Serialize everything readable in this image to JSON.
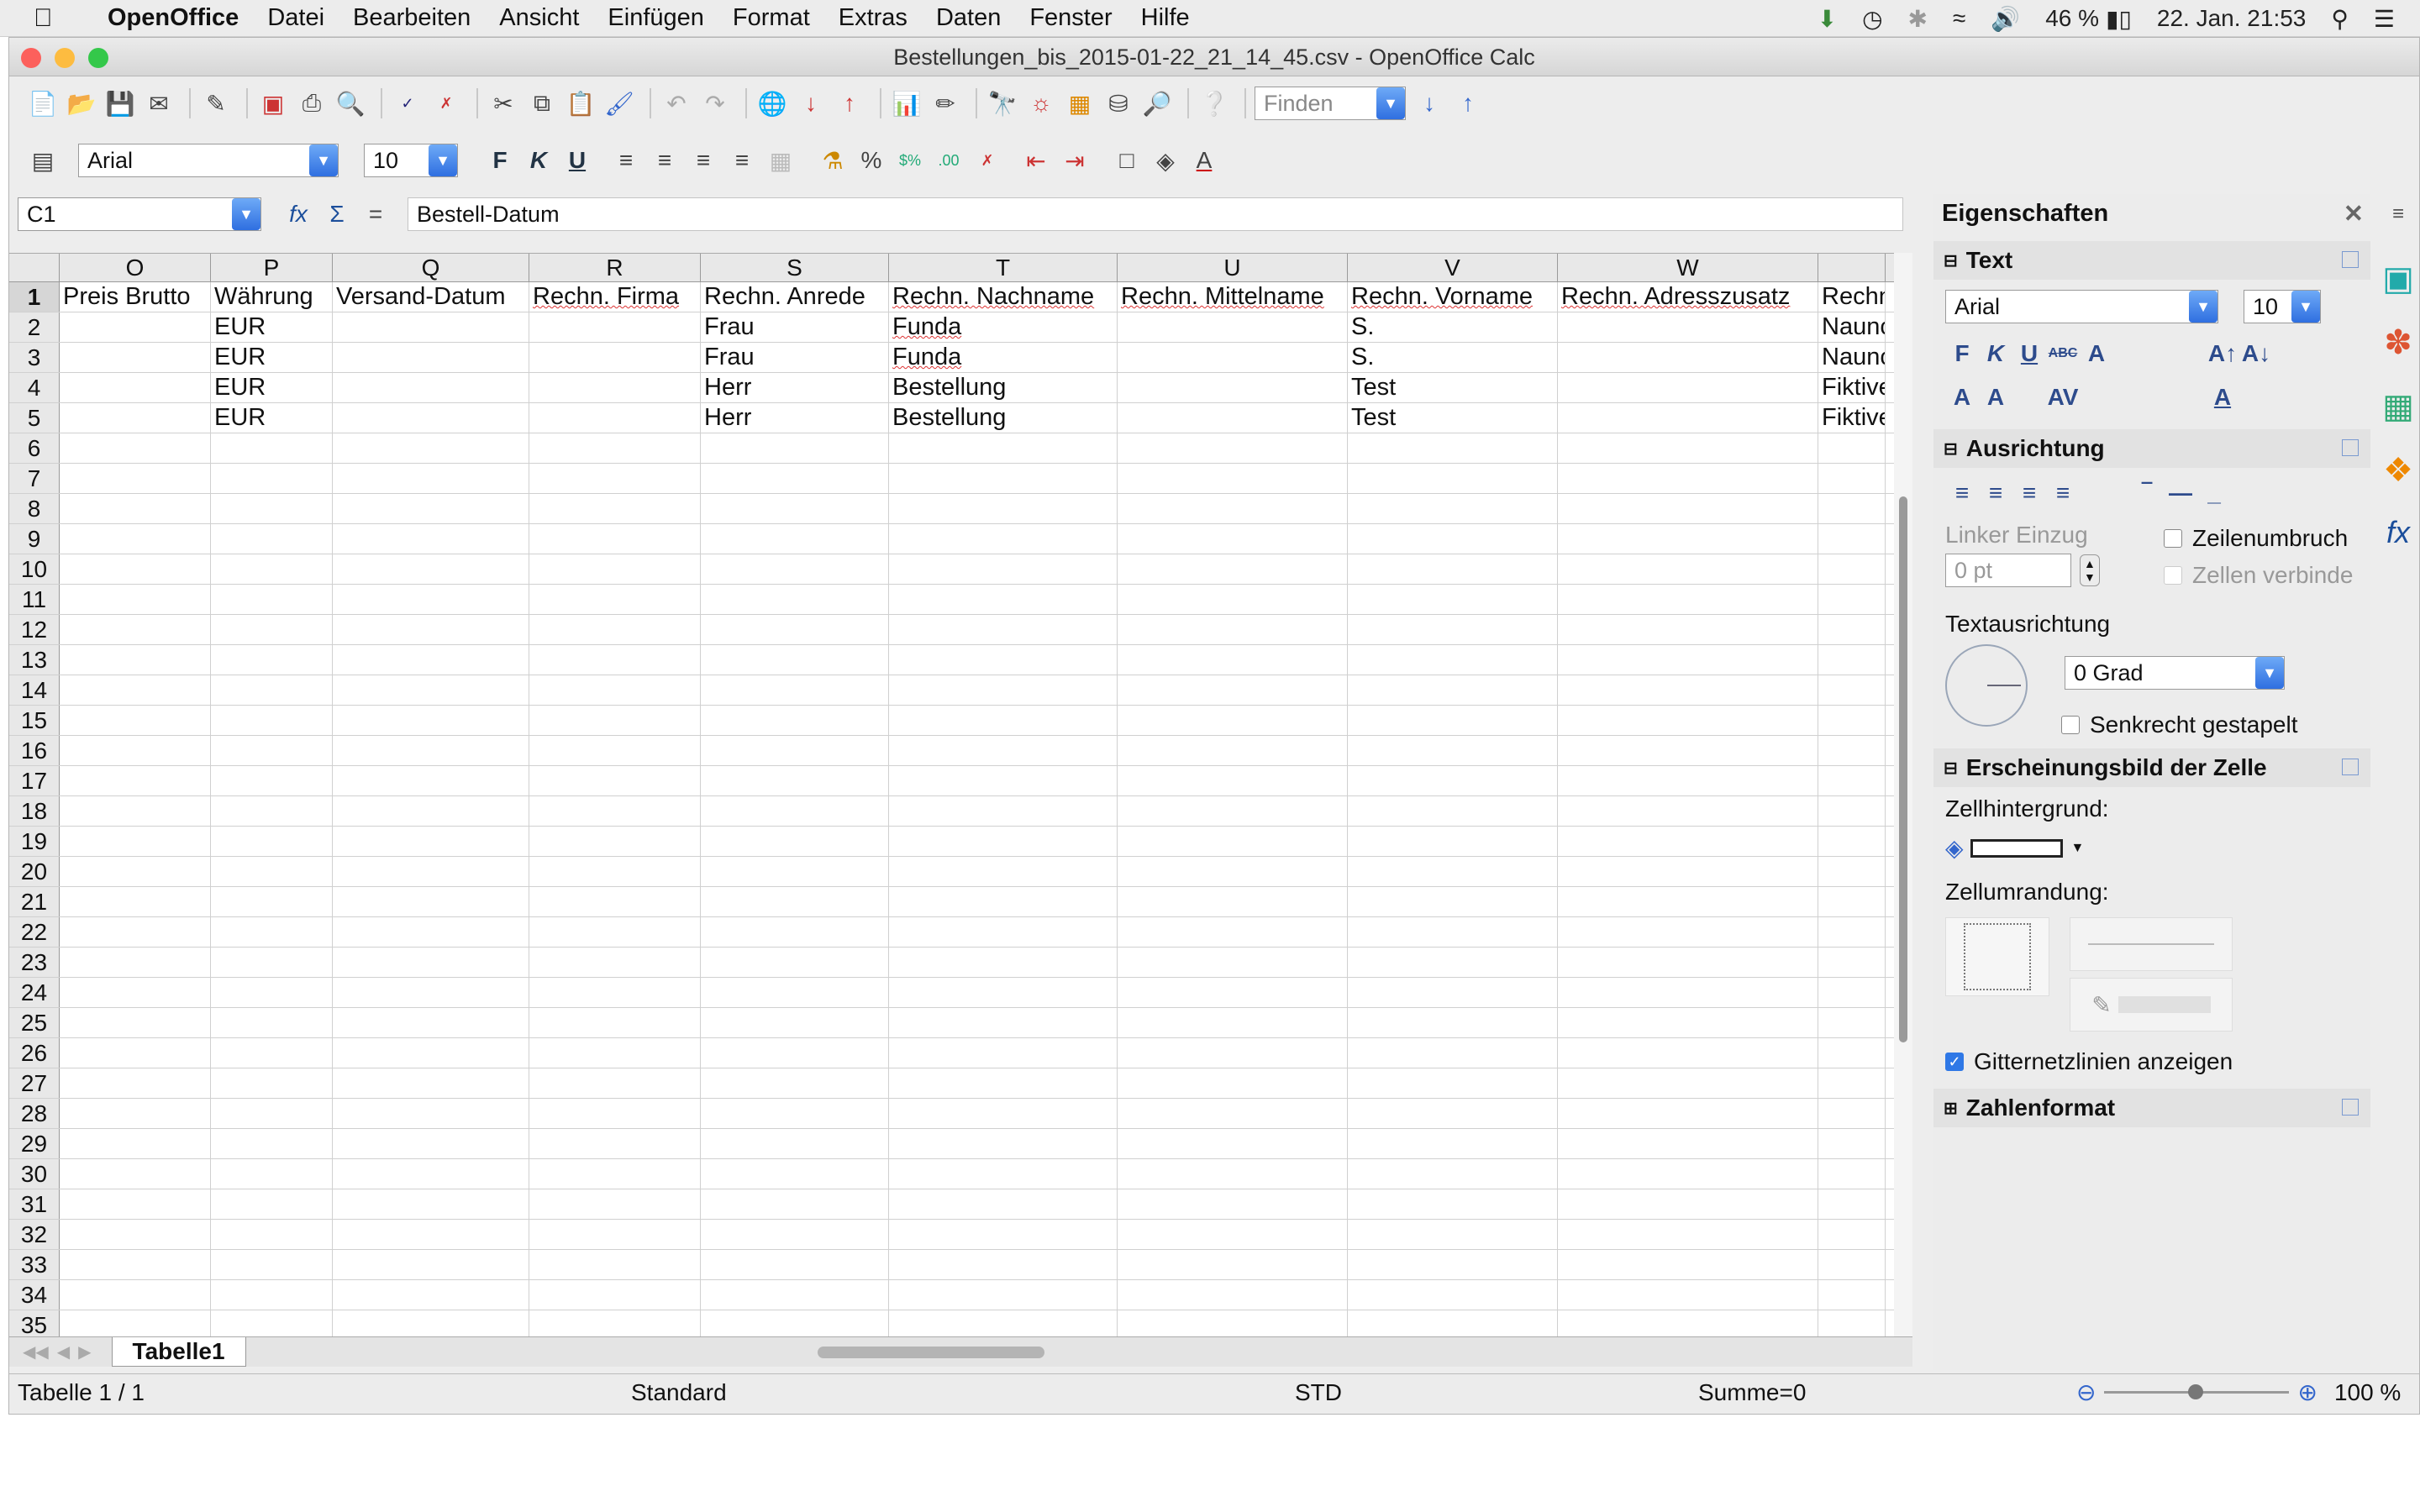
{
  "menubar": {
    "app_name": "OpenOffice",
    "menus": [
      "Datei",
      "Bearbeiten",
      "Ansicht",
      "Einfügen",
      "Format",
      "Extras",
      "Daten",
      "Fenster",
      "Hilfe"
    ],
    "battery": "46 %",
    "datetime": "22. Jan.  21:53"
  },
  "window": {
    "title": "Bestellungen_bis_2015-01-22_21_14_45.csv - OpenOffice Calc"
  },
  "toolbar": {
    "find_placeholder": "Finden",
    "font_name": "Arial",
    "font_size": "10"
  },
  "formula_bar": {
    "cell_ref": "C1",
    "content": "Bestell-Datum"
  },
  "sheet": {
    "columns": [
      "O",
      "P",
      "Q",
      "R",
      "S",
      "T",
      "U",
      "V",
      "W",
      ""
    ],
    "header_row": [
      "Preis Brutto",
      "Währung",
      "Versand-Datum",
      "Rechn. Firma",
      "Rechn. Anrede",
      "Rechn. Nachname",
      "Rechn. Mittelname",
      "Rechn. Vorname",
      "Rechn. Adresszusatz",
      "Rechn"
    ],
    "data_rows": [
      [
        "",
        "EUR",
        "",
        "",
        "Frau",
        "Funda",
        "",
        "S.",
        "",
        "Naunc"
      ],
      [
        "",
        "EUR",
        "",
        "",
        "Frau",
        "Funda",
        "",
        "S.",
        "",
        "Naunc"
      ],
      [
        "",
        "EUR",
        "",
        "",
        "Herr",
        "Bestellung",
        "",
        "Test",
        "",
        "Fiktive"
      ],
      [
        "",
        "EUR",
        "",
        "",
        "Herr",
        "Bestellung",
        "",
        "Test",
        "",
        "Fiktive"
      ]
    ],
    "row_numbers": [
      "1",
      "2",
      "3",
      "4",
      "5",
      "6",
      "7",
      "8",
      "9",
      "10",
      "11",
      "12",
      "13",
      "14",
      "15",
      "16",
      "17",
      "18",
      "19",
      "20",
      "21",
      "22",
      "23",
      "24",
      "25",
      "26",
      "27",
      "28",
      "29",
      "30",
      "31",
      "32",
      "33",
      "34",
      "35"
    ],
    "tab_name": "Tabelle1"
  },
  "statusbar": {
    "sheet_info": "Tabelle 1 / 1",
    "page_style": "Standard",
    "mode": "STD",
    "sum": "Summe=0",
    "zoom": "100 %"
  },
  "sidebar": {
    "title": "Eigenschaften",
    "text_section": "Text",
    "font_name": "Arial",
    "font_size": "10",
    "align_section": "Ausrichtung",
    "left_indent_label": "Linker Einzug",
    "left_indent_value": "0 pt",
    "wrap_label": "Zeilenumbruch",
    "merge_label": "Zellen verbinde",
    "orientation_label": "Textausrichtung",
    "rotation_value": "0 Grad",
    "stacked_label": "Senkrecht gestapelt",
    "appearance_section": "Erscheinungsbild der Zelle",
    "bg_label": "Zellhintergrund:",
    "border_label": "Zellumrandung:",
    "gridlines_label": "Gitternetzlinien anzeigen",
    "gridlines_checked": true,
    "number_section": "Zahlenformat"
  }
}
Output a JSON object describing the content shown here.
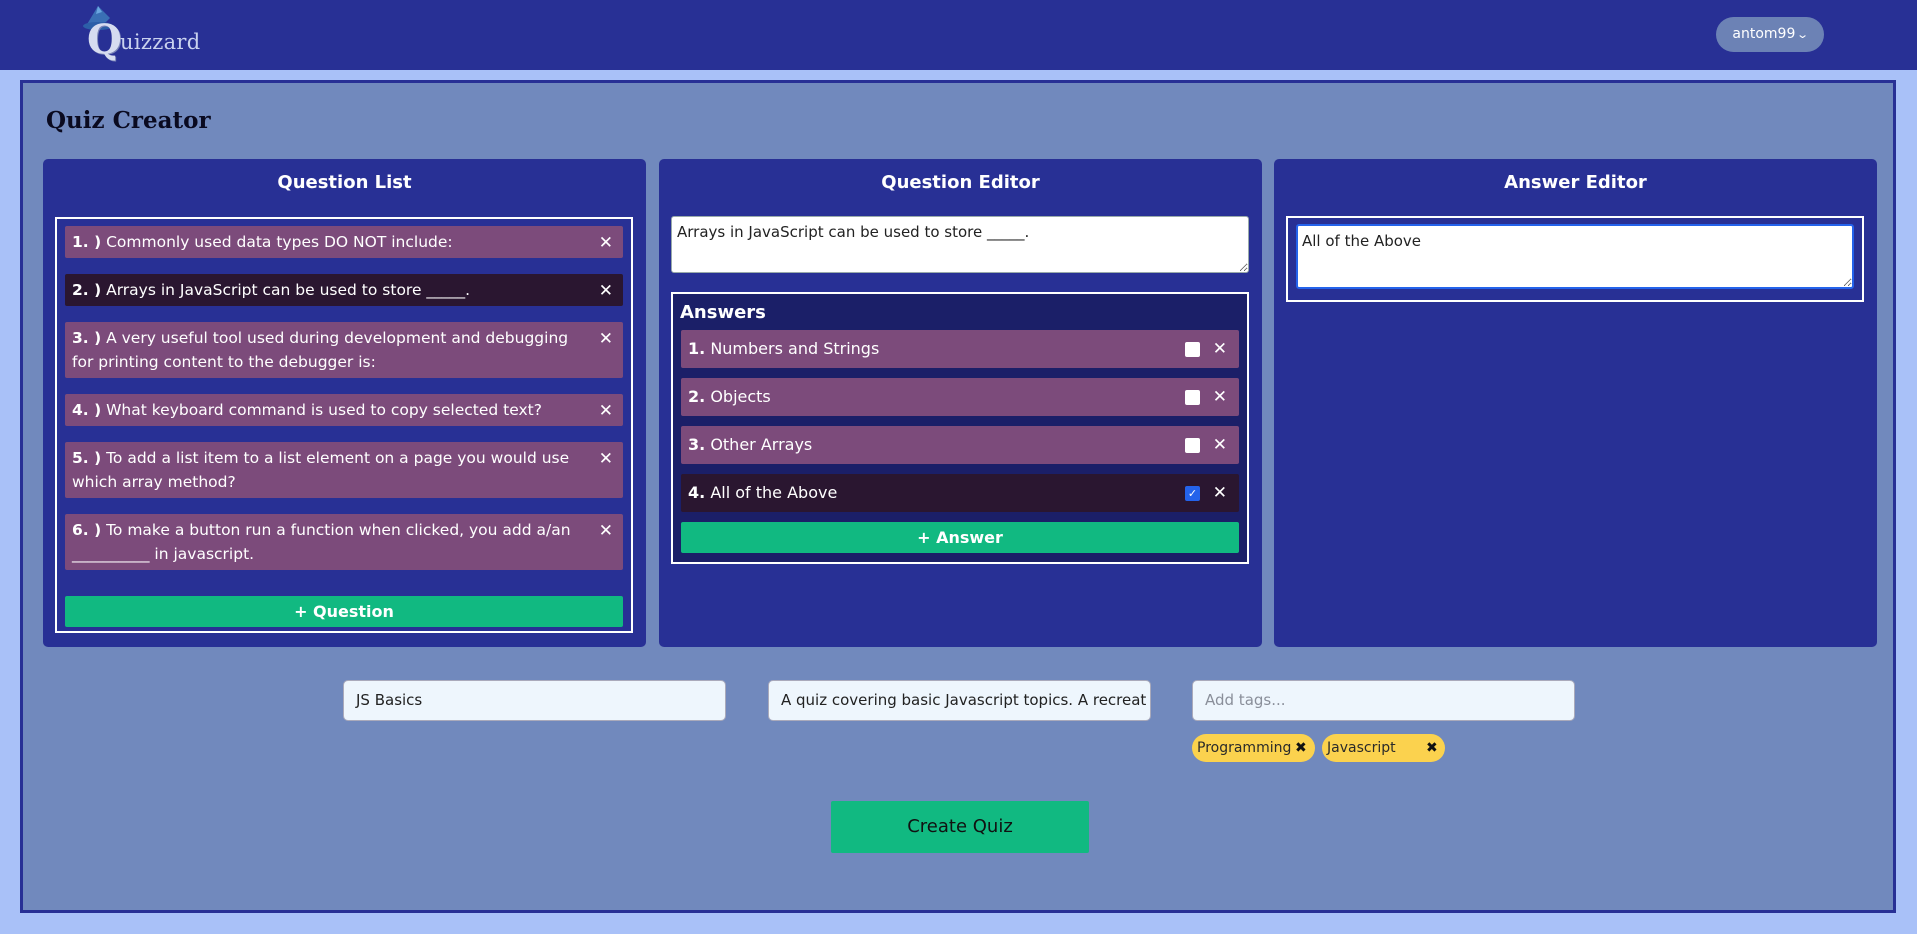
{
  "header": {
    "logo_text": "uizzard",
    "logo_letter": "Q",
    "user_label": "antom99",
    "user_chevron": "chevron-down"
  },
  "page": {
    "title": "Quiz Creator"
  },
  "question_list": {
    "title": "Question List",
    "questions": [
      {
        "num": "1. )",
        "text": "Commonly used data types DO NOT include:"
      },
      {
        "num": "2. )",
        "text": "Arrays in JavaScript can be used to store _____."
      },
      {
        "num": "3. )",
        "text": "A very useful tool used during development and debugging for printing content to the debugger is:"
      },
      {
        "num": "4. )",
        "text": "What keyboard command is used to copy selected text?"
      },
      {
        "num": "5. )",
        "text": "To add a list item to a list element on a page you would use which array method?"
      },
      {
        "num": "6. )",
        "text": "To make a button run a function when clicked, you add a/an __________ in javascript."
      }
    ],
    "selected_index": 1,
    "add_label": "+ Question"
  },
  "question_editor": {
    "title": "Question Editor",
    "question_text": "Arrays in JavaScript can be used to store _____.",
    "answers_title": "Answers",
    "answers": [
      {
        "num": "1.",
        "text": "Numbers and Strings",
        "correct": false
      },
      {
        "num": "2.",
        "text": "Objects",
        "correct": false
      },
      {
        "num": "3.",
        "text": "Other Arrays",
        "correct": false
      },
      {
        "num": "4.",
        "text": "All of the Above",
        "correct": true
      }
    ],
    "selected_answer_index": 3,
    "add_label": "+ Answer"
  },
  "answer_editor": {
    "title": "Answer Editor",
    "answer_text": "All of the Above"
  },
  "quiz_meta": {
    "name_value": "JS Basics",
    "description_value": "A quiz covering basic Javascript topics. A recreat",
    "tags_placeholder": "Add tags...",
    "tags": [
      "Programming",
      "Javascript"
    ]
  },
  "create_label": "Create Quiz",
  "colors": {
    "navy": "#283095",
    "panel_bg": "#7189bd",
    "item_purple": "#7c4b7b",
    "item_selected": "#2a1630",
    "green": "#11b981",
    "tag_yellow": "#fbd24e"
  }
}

........

Directions for this task:
Omit every picture, then repeat the remaining data exactly as it appears above.

The output:
Serialize everything readable in this image to JSON.
{
  "menubar": {
    "app_name": "OpenOffice",
    "menus": [
      "Datei",
      "Bearbeiten",
      "Ansicht",
      "Einfügen",
      "Format",
      "Extras",
      "Daten",
      "Fenster",
      "Hilfe"
    ],
    "battery": "46 %",
    "datetime": "22. Jan.  21:53"
  },
  "window": {
    "title": "Bestellungen_bis_2015-01-22_21_14_45.csv - OpenOffice Calc"
  },
  "toolbar": {
    "find_placeholder": "Finden",
    "font_name": "Arial",
    "font_size": "10"
  },
  "formula_bar": {
    "cell_ref": "C1",
    "content": "Bestell-Datum"
  },
  "sheet": {
    "columns": [
      "O",
      "P",
      "Q",
      "R",
      "S",
      "T",
      "U",
      "V",
      "W",
      ""
    ],
    "header_row": [
      "Preis Brutto",
      "Währung",
      "Versand-Datum",
      "Rechn. Firma",
      "Rechn. Anrede",
      "Rechn. Nachname",
      "Rechn. Mittelname",
      "Rechn. Vorname",
      "Rechn. Adresszusatz",
      "Rechn"
    ],
    "data_rows": [
      [
        "",
        "EUR",
        "",
        "",
        "Frau",
        "Funda",
        "",
        "S.",
        "",
        "Naunc"
      ],
      [
        "",
        "EUR",
        "",
        "",
        "Frau",
        "Funda",
        "",
        "S.",
        "",
        "Naunc"
      ],
      [
        "",
        "EUR",
        "",
        "",
        "Herr",
        "Bestellung",
        "",
        "Test",
        "",
        "Fiktive"
      ],
      [
        "",
        "EUR",
        "",
        "",
        "Herr",
        "Bestellung",
        "",
        "Test",
        "",
        "Fiktive"
      ]
    ],
    "row_numbers": [
      "1",
      "2",
      "3",
      "4",
      "5",
      "6",
      "7",
      "8",
      "9",
      "10",
      "11",
      "12",
      "13",
      "14",
      "15",
      "16",
      "17",
      "18",
      "19",
      "20",
      "21",
      "22",
      "23",
      "24",
      "25",
      "26",
      "27",
      "28",
      "29",
      "30",
      "31",
      "32",
      "33",
      "34",
      "35"
    ],
    "tab_name": "Tabelle1"
  },
  "statusbar": {
    "sheet_info": "Tabelle 1 / 1",
    "page_style": "Standard",
    "mode": "STD",
    "sum": "Summe=0",
    "zoom": "100 %"
  },
  "sidebar": {
    "title": "Eigenschaften",
    "text_section": "Text",
    "font_name": "Arial",
    "font_size": "10",
    "align_section": "Ausrichtung",
    "left_indent_label": "Linker Einzug",
    "left_indent_value": "0 pt",
    "wrap_label": "Zeilenumbruch",
    "merge_label": "Zellen verbinde",
    "orientation_label": "Textausrichtung",
    "rotation_value": "0 Grad",
    "stacked_label": "Senkrecht gestapelt",
    "appearance_section": "Erscheinungsbild der Zelle",
    "bg_label": "Zellhintergrund:",
    "border_label": "Zellumrandung:",
    "gridlines_label": "Gitternetzlinien anzeigen",
    "gridlines_checked": true,
    "number_section": "Zahlenformat"
  }
}
Output a JSON object describing the content shown here.
{
  "header": {
    "logo_text": "uizzard",
    "logo_letter": "Q",
    "user_label": "antom99",
    "user_chevron": "chevron-down"
  },
  "page": {
    "title": "Quiz Creator"
  },
  "question_list": {
    "title": "Question List",
    "questions": [
      {
        "num": "1. )",
        "text": "Commonly used data types DO NOT include:"
      },
      {
        "num": "2. )",
        "text": "Arrays in JavaScript can be used to store _____."
      },
      {
        "num": "3. )",
        "text": "A very useful tool used during development and debugging for printing content to the debugger is:"
      },
      {
        "num": "4. )",
        "text": "What keyboard command is used to copy selected text?"
      },
      {
        "num": "5. )",
        "text": "To add a list item to a list element on a page you would use which array method?"
      },
      {
        "num": "6. )",
        "text": "To make a button run a function when clicked, you add a/an __________ in javascript."
      }
    ],
    "selected_index": 1,
    "add_label": "+ Question"
  },
  "question_editor": {
    "title": "Question Editor",
    "question_text": "Arrays in JavaScript can be used to store _____.",
    "answers_title": "Answers",
    "answers": [
      {
        "num": "1.",
        "text": "Numbers and Strings",
        "correct": false
      },
      {
        "num": "2.",
        "text": "Objects",
        "correct": false
      },
      {
        "num": "3.",
        "text": "Other Arrays",
        "correct": false
      },
      {
        "num": "4.",
        "text": "All of the Above",
        "correct": true
      }
    ],
    "selected_answer_index": 3,
    "add_label": "+ Answer"
  },
  "answer_editor": {
    "title": "Answer Editor",
    "answer_text": "All of the Above"
  },
  "quiz_meta": {
    "name_value": "JS Basics",
    "description_value": "A quiz covering basic Javascript topics. A recreat",
    "tags_placeholder": "Add tags...",
    "tags": [
      "Programming",
      "Javascript"
    ]
  },
  "create_label": "Create Quiz",
  "colors": {
    "navy": "#283095",
    "panel_bg": "#7189bd",
    "item_purple": "#7c4b7b",
    "item_selected": "#2a1630",
    "green": "#11b981",
    "tag_yellow": "#fbd24e"
  }
}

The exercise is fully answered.